## WHAT IS NEEDED:
All of the material below is to be retyped exactly.

## MATERIAL PROVIDED:

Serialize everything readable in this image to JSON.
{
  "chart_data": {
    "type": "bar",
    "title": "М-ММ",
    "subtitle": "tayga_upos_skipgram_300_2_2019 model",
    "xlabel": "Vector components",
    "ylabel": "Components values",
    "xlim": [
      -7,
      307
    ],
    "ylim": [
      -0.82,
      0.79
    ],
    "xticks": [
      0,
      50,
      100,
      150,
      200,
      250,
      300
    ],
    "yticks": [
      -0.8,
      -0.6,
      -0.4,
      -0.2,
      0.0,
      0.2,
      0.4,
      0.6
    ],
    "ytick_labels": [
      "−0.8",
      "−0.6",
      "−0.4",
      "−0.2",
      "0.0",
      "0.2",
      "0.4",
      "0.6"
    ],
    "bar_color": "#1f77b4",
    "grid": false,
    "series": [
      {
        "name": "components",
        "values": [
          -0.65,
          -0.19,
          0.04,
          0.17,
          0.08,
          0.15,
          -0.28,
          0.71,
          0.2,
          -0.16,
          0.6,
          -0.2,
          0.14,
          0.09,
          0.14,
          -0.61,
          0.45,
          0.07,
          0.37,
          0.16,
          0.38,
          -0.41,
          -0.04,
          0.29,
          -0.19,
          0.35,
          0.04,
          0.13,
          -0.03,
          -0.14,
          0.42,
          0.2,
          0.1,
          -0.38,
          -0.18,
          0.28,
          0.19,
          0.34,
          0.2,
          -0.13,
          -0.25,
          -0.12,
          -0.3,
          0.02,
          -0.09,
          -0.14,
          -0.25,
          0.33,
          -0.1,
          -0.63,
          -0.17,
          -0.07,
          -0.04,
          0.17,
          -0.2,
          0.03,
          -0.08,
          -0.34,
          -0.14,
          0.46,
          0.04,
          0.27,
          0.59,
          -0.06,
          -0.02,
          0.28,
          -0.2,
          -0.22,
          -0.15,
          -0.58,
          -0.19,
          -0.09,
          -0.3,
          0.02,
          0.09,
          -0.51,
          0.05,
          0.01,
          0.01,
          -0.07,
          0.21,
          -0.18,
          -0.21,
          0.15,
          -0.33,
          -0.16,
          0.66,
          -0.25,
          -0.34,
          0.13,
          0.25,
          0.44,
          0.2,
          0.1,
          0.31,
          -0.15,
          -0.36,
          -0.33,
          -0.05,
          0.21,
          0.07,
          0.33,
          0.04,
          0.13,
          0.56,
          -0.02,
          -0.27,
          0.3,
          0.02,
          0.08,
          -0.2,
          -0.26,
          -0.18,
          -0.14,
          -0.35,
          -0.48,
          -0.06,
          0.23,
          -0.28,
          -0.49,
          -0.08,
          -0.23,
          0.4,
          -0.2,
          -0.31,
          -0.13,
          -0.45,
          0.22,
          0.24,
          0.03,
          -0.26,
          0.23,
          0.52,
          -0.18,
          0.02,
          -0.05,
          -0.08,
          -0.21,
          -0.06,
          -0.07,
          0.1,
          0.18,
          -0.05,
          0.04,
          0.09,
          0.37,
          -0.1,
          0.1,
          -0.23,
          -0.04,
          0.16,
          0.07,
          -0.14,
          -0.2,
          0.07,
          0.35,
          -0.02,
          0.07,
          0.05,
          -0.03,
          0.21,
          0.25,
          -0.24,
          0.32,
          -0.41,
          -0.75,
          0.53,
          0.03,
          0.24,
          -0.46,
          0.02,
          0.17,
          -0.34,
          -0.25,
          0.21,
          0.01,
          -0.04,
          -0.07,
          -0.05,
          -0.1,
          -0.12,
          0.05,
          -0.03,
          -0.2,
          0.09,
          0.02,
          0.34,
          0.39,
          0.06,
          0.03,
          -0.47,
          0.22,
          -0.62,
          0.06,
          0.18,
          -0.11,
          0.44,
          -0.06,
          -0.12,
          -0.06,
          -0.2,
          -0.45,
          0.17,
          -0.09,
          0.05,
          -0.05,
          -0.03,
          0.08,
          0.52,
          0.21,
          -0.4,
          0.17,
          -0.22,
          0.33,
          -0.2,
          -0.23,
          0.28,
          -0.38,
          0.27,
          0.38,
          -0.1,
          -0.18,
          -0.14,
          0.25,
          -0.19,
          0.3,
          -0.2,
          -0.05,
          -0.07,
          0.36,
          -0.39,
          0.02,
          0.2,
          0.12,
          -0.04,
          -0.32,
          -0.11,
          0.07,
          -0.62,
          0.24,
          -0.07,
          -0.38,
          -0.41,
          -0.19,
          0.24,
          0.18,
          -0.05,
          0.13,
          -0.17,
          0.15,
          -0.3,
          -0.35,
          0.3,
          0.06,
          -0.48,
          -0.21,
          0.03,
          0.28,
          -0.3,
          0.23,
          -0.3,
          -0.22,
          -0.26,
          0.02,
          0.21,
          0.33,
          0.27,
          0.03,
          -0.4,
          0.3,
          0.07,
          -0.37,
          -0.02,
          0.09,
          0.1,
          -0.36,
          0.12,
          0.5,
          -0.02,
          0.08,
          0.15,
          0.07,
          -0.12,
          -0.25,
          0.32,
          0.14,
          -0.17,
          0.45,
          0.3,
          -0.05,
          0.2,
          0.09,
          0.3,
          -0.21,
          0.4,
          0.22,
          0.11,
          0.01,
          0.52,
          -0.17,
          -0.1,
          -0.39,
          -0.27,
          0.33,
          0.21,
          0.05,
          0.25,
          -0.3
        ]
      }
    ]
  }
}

## OUTPUT BELOW:
Serialize everything readable in this image to JSON.
{
  "chart_data": {
    "type": "bar",
    "title": "М-ММ",
    "subtitle": "tayga_upos_skipgram_300_2_2019 model",
    "xlabel": "Vector components",
    "ylabel": "Components values",
    "xlim": [
      -7,
      307
    ],
    "ylim": [
      -0.82,
      0.79
    ],
    "xticks": [
      0,
      50,
      100,
      150,
      200,
      250,
      300
    ],
    "yticks": [
      -0.8,
      -0.6,
      -0.4,
      -0.2,
      0.0,
      0.2,
      0.4,
      0.6
    ],
    "ytick_labels": [
      "−0.8",
      "−0.6",
      "−0.4",
      "−0.2",
      "0.0",
      "0.2",
      "0.4",
      "0.6"
    ],
    "bar_color": "#1f77b4",
    "grid": false,
    "series": [
      {
        "name": "components",
        "values": [
          -0.65,
          -0.19,
          0.04,
          0.17,
          0.08,
          0.15,
          -0.28,
          0.71,
          0.2,
          -0.16,
          0.6,
          -0.2,
          0.14,
          0.09,
          0.14,
          -0.61,
          0.45,
          0.07,
          0.37,
          0.16,
          0.38,
          -0.41,
          -0.04,
          0.29,
          -0.19,
          0.35,
          0.04,
          0.13,
          -0.03,
          -0.14,
          0.42,
          0.2,
          0.1,
          -0.38,
          -0.18,
          0.28,
          0.19,
          0.34,
          0.2,
          -0.13,
          -0.25,
          -0.12,
          -0.3,
          0.02,
          -0.09,
          -0.14,
          -0.25,
          0.33,
          -0.1,
          -0.63,
          -0.17,
          -0.07,
          -0.04,
          0.17,
          -0.2,
          0.03,
          -0.08,
          -0.34,
          -0.14,
          0.46,
          0.04,
          0.27,
          0.59,
          -0.06,
          -0.02,
          0.28,
          -0.2,
          -0.22,
          -0.15,
          -0.58,
          -0.19,
          -0.09,
          -0.3,
          0.02,
          0.09,
          -0.51,
          0.05,
          0.01,
          0.01,
          -0.07,
          0.21,
          -0.18,
          -0.21,
          0.15,
          -0.33,
          -0.16,
          0.66,
          -0.25,
          -0.34,
          0.13,
          0.25,
          0.44,
          0.2,
          0.1,
          0.31,
          -0.15,
          -0.36,
          -0.33,
          -0.05,
          0.21,
          0.07,
          0.33,
          0.04,
          0.13,
          0.56,
          -0.02,
          -0.27,
          0.3,
          0.02,
          0.08,
          -0.2,
          -0.26,
          -0.18,
          -0.14,
          -0.35,
          -0.48,
          -0.06,
          0.23,
          -0.28,
          -0.49,
          -0.08,
          -0.23,
          0.4,
          -0.2,
          -0.31,
          -0.13,
          -0.45,
          0.22,
          0.24,
          0.03,
          -0.26,
          0.23,
          0.52,
          -0.18,
          0.02,
          -0.05,
          -0.08,
          -0.21,
          -0.06,
          -0.07,
          0.1,
          0.18,
          -0.05,
          0.04,
          0.09,
          0.37,
          -0.1,
          0.1,
          -0.23,
          -0.04,
          0.16,
          0.07,
          -0.14,
          -0.2,
          0.07,
          0.35,
          -0.02,
          0.07,
          0.05,
          -0.03,
          0.21,
          0.25,
          -0.24,
          0.32,
          -0.41,
          -0.75,
          0.53,
          0.03,
          0.24,
          -0.46,
          0.02,
          0.17,
          -0.34,
          -0.25,
          0.21,
          0.01,
          -0.04,
          -0.07,
          -0.05,
          -0.1,
          -0.12,
          0.05,
          -0.03,
          -0.2,
          0.09,
          0.02,
          0.34,
          0.39,
          0.06,
          0.03,
          -0.47,
          0.22,
          -0.62,
          0.06,
          0.18,
          -0.11,
          0.44,
          -0.06,
          -0.12,
          -0.06,
          -0.2,
          -0.45,
          0.17,
          -0.09,
          0.05,
          -0.05,
          -0.03,
          0.08,
          0.52,
          0.21,
          -0.4,
          0.17,
          -0.22,
          0.33,
          -0.2,
          -0.23,
          0.28,
          -0.38,
          0.27,
          0.38,
          -0.1,
          -0.18,
          -0.14,
          0.25,
          -0.19,
          0.3,
          -0.2,
          -0.05,
          -0.07,
          0.36,
          -0.39,
          0.02,
          0.2,
          0.12,
          -0.04,
          -0.32,
          -0.11,
          0.07,
          -0.62,
          0.24,
          -0.07,
          -0.38,
          -0.41,
          -0.19,
          0.24,
          0.18,
          -0.05,
          0.13,
          -0.17,
          0.15,
          -0.3,
          -0.35,
          0.3,
          0.06,
          -0.48,
          -0.21,
          0.03,
          0.28,
          -0.3,
          0.23,
          -0.3,
          -0.22,
          -0.26,
          0.02,
          0.21,
          0.33,
          0.27,
          0.03,
          -0.4,
          0.3,
          0.07,
          -0.37,
          -0.02,
          0.09,
          0.1,
          -0.36,
          0.12,
          0.5,
          -0.02,
          0.08,
          0.15,
          0.07,
          -0.12,
          -0.25,
          0.32,
          0.14,
          -0.17,
          0.45,
          0.3,
          -0.05,
          0.2,
          0.09,
          0.3,
          -0.21,
          0.4,
          0.22,
          0.11,
          0.01,
          0.52,
          -0.17,
          -0.1,
          -0.39,
          -0.27,
          0.33,
          0.21,
          0.05,
          0.25,
          -0.3
        ]
      }
    ]
  }
}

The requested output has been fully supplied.